▶ **Given problem**
Select and copy out every line in the records containing "Trips".

[Start]

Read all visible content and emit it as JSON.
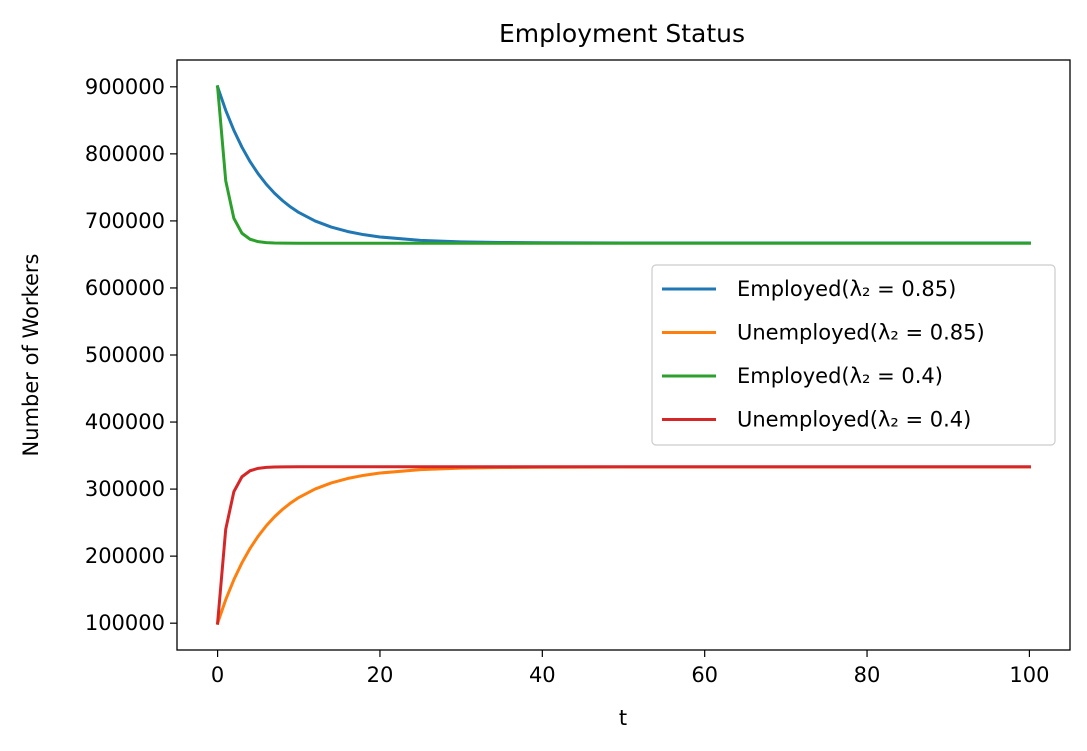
{
  "chart_data": {
    "type": "line",
    "title": "Employment Status",
    "xlabel": "t",
    "ylabel": "Number of Workers",
    "xlim": [
      -5,
      105
    ],
    "ylim": [
      60000,
      940000
    ],
    "xticks": [
      0,
      20,
      40,
      60,
      80,
      100
    ],
    "xtick_labels": [
      "0",
      "20",
      "40",
      "60",
      "80",
      "100"
    ],
    "yticks": [
      100000,
      200000,
      300000,
      400000,
      500000,
      600000,
      700000,
      800000,
      900000
    ],
    "ytick_labels": [
      "100000",
      "200000",
      "300000",
      "400000",
      "500000",
      "600000",
      "700000",
      "800000",
      "900000"
    ],
    "grid": false,
    "legend_position": "center-right",
    "series": [
      {
        "name": "Employed(λ₂ = 0.85)",
        "color": "#1f77b4",
        "x": [
          0,
          1,
          2,
          3,
          4,
          5,
          6,
          7,
          8,
          9,
          10,
          12,
          14,
          16,
          18,
          20,
          25,
          30,
          35,
          40,
          50,
          60,
          70,
          80,
          90,
          100
        ],
        "y": [
          900000,
          865000,
          835250,
          809963,
          788468,
          770198,
          754668,
          741468,
          730248,
          720711,
          712604,
          699968,
          690836,
          684237,
          679469,
          676024,
          671019,
          668799,
          667814,
          667377,
          667068,
          667007,
          666995,
          666993,
          666992,
          666992
        ]
      },
      {
        "name": "Unemployed(λ₂ = 0.85)",
        "color": "#ff7f0e",
        "x": [
          0,
          1,
          2,
          3,
          4,
          5,
          6,
          7,
          8,
          9,
          10,
          12,
          14,
          16,
          18,
          20,
          25,
          30,
          35,
          40,
          50,
          60,
          70,
          80,
          90,
          100
        ],
        "y": [
          100000,
          135000,
          164750,
          190037,
          211532,
          229802,
          245332,
          258532,
          269752,
          279289,
          287396,
          300032,
          309164,
          315763,
          320531,
          323976,
          328981,
          331201,
          332186,
          332623,
          332932,
          332993,
          333005,
          333007,
          333008,
          333008
        ]
      },
      {
        "name": "Employed(λ₂ = 0.4)",
        "color": "#2ca02c",
        "x": [
          0,
          1,
          2,
          3,
          4,
          5,
          6,
          7,
          8,
          10,
          15,
          20,
          30,
          40,
          50,
          60,
          70,
          80,
          90,
          100
        ],
        "y": [
          900000,
          760000,
          704000,
          681600,
          672640,
          669056,
          667622,
          667049,
          666820,
          666704,
          666667,
          666667,
          666667,
          666667,
          666667,
          666667,
          666667,
          666667,
          666667,
          666667
        ]
      },
      {
        "name": "Unemployed(λ₂ = 0.4)",
        "color": "#d62728",
        "x": [
          0,
          1,
          2,
          3,
          4,
          5,
          6,
          7,
          8,
          10,
          15,
          20,
          30,
          40,
          50,
          60,
          70,
          80,
          90,
          100
        ],
        "y": [
          100000,
          240000,
          296000,
          318400,
          327360,
          330944,
          332378,
          332951,
          333180,
          333296,
          333333,
          333333,
          333333,
          333333,
          333333,
          333333,
          333333,
          333333,
          333333,
          333333
        ]
      }
    ]
  }
}
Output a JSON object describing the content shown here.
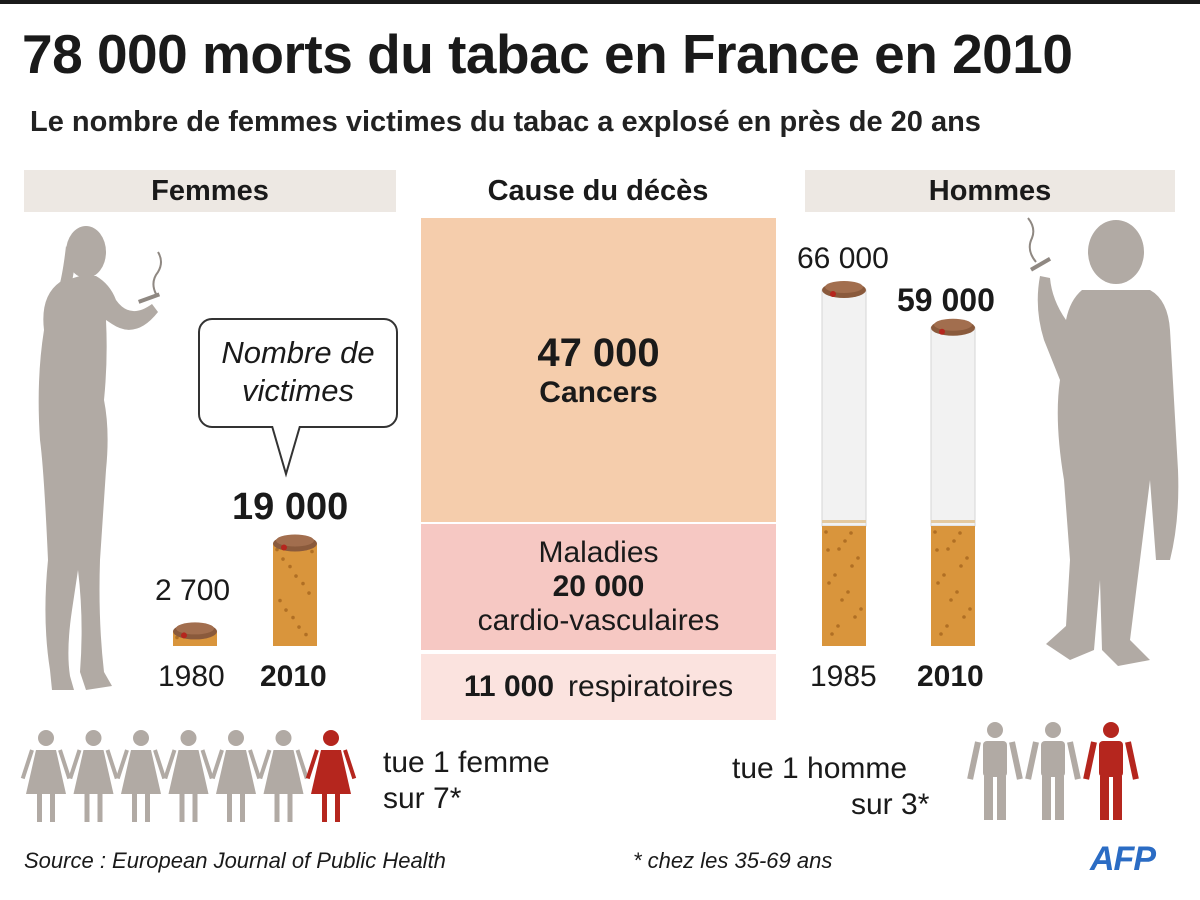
{
  "title": "78 000 morts du tabac en France en 2010",
  "subtitle": "Le nombre de femmes victimes du tabac a explosé en près de 20 ans",
  "headers": {
    "women": "Femmes",
    "cause": "Cause du décès",
    "men": "Hommes"
  },
  "bubble": {
    "line1": "Nombre de",
    "line2": "victimes"
  },
  "chart_data": [
    {
      "type": "bar",
      "series": [
        {
          "name": "Femmes",
          "values": [
            2700,
            19000
          ]
        }
      ],
      "categories": [
        "1980",
        "2010"
      ],
      "value_labels": [
        "2 700",
        "19 000"
      ]
    },
    {
      "type": "bar",
      "series": [
        {
          "name": "Hommes",
          "values": [
            66000,
            59000
          ]
        }
      ],
      "categories": [
        "1985",
        "2010"
      ],
      "value_labels": [
        "66 000",
        "59 000"
      ]
    },
    {
      "type": "table",
      "causes": [
        {
          "value": 47000,
          "value_label": "47 000",
          "label": "Cancers"
        },
        {
          "value": 20000,
          "value_label": "20 000",
          "label_top": "Maladies",
          "label_bottom": "cardio-vasculaires"
        },
        {
          "value": 11000,
          "value_label": "11 000",
          "label": "respiratoires"
        }
      ]
    }
  ],
  "ratios": {
    "women": {
      "line1": "tue 1 femme",
      "line2": "sur 7*",
      "victims": 1,
      "total": 7
    },
    "men": {
      "line1": "tue 1 homme",
      "line2": "sur 3*",
      "victims": 1,
      "total": 3
    }
  },
  "footer": {
    "source": "Source : European Journal of Public Health",
    "note": "* chez les 35-69 ans",
    "logo": "AFP"
  },
  "colors": {
    "silhouette": "#b1aaa4",
    "victim": "#b5261e",
    "filter": "#d9953c",
    "cancer_bg": "#f5cdac",
    "cardio_bg": "#f6c8c3",
    "resp_bg": "#fbe3df",
    "header_bg": "#ede8e3",
    "logo": "#2b6cc4"
  }
}
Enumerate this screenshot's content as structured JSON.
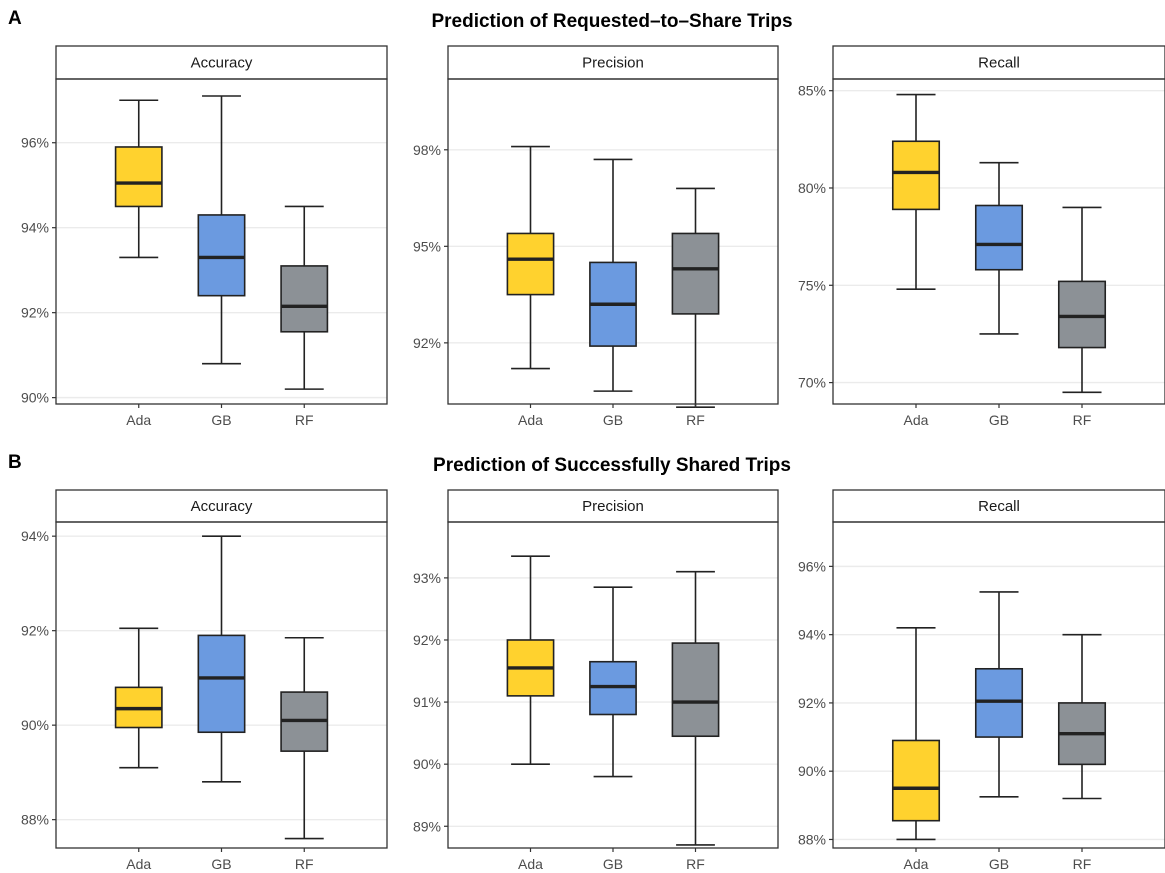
{
  "figure": {
    "panels": [
      {
        "letter": "A",
        "title": "Prediction of Requested–to–Share Trips"
      },
      {
        "letter": "B",
        "title": "Prediction of Successfully Shared Trips"
      }
    ]
  },
  "colors": {
    "Ada": "#FFD22E",
    "GB": "#6B9AE0",
    "RF": "#8C9196"
  },
  "chart_data": [
    {
      "type": "box",
      "facet": "Accuracy",
      "group": "A",
      "categories": [
        "Ada",
        "GB",
        "RF"
      ],
      "ylim": [
        89.85,
        97.5
      ],
      "yticks": [
        {
          "v": 90,
          "label": "90%"
        },
        {
          "v": 92,
          "label": "92%"
        },
        {
          "v": 94,
          "label": "94%"
        },
        {
          "v": 96,
          "label": "96%"
        }
      ],
      "boxes": [
        {
          "name": "Ada",
          "min": 93.3,
          "q1": 94.5,
          "median": 95.05,
          "q3": 95.9,
          "max": 97.0
        },
        {
          "name": "GB",
          "min": 90.8,
          "q1": 92.4,
          "median": 93.3,
          "q3": 94.3,
          "max": 97.1
        },
        {
          "name": "RF",
          "min": 90.2,
          "q1": 91.55,
          "median": 92.15,
          "q3": 93.1,
          "max": 94.5
        }
      ]
    },
    {
      "type": "box",
      "facet": "Precision",
      "group": "A",
      "categories": [
        "Ada",
        "GB",
        "RF"
      ],
      "ylim": [
        90.1,
        100.2
      ],
      "yticks": [
        {
          "v": 92,
          "label": "92%"
        },
        {
          "v": 95,
          "label": "95%"
        },
        {
          "v": 98,
          "label": "98%"
        }
      ],
      "boxes": [
        {
          "name": "Ada",
          "min": 91.2,
          "q1": 93.5,
          "median": 94.6,
          "q3": 95.4,
          "max": 98.1
        },
        {
          "name": "GB",
          "min": 90.5,
          "q1": 91.9,
          "median": 93.2,
          "q3": 94.5,
          "max": 97.7
        },
        {
          "name": "RF",
          "min": 90.0,
          "q1": 92.9,
          "median": 94.3,
          "q3": 95.4,
          "max": 96.8
        }
      ]
    },
    {
      "type": "box",
      "facet": "Recall",
      "group": "A",
      "categories": [
        "Ada",
        "GB",
        "RF"
      ],
      "ylim": [
        68.9,
        85.6
      ],
      "yticks": [
        {
          "v": 70,
          "label": "70%"
        },
        {
          "v": 75,
          "label": "75%"
        },
        {
          "v": 80,
          "label": "80%"
        },
        {
          "v": 85,
          "label": "85%"
        }
      ],
      "boxes": [
        {
          "name": "Ada",
          "min": 74.8,
          "q1": 78.9,
          "median": 80.8,
          "q3": 82.4,
          "max": 84.8
        },
        {
          "name": "GB",
          "min": 72.5,
          "q1": 75.8,
          "median": 77.1,
          "q3": 79.1,
          "max": 81.3
        },
        {
          "name": "RF",
          "min": 69.5,
          "q1": 71.8,
          "median": 73.4,
          "q3": 75.2,
          "max": 79.0
        }
      ]
    },
    {
      "type": "box",
      "facet": "Accuracy",
      "group": "B",
      "categories": [
        "Ada",
        "GB",
        "RF"
      ],
      "ylim": [
        87.4,
        94.3
      ],
      "yticks": [
        {
          "v": 88,
          "label": "88%"
        },
        {
          "v": 90,
          "label": "90%"
        },
        {
          "v": 92,
          "label": "92%"
        },
        {
          "v": 94,
          "label": "94%"
        }
      ],
      "boxes": [
        {
          "name": "Ada",
          "min": 89.1,
          "q1": 89.95,
          "median": 90.35,
          "q3": 90.8,
          "max": 92.05
        },
        {
          "name": "GB",
          "min": 88.8,
          "q1": 89.85,
          "median": 91.0,
          "q3": 91.9,
          "max": 94.0
        },
        {
          "name": "RF",
          "min": 87.6,
          "q1": 89.45,
          "median": 90.1,
          "q3": 90.7,
          "max": 91.85
        }
      ]
    },
    {
      "type": "box",
      "facet": "Precision",
      "group": "B",
      "categories": [
        "Ada",
        "GB",
        "RF"
      ],
      "ylim": [
        88.65,
        93.9
      ],
      "yticks": [
        {
          "v": 89,
          "label": "89%"
        },
        {
          "v": 90,
          "label": "90%"
        },
        {
          "v": 91,
          "label": "91%"
        },
        {
          "v": 92,
          "label": "92%"
        },
        {
          "v": 93,
          "label": "93%"
        }
      ],
      "boxes": [
        {
          "name": "Ada",
          "min": 90.0,
          "q1": 91.1,
          "median": 91.55,
          "q3": 92.0,
          "max": 93.35
        },
        {
          "name": "GB",
          "min": 89.8,
          "q1": 90.8,
          "median": 91.25,
          "q3": 91.65,
          "max": 92.85
        },
        {
          "name": "RF",
          "min": 88.7,
          "q1": 90.45,
          "median": 91.0,
          "q3": 91.95,
          "max": 93.1
        }
      ]
    },
    {
      "type": "box",
      "facet": "Recall",
      "group": "B",
      "categories": [
        "Ada",
        "GB",
        "RF"
      ],
      "ylim": [
        87.75,
        97.3
      ],
      "yticks": [
        {
          "v": 88,
          "label": "88%"
        },
        {
          "v": 90,
          "label": "90%"
        },
        {
          "v": 92,
          "label": "92%"
        },
        {
          "v": 94,
          "label": "94%"
        },
        {
          "v": 96,
          "label": "96%"
        }
      ],
      "boxes": [
        {
          "name": "Ada",
          "min": 88.0,
          "q1": 88.55,
          "median": 89.5,
          "q3": 90.9,
          "max": 94.2
        },
        {
          "name": "GB",
          "min": 89.25,
          "q1": 91.0,
          "median": 92.05,
          "q3": 93.0,
          "max": 95.25
        },
        {
          "name": "RF",
          "min": 89.2,
          "q1": 90.2,
          "median": 91.1,
          "q3": 92.0,
          "max": 94.0
        }
      ]
    }
  ]
}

[End]

▶ **Solution for this exercise**
        "title": "Prediction of Requested–to–Share Trips"
        "title": "Prediction of Successfully Shared Trips"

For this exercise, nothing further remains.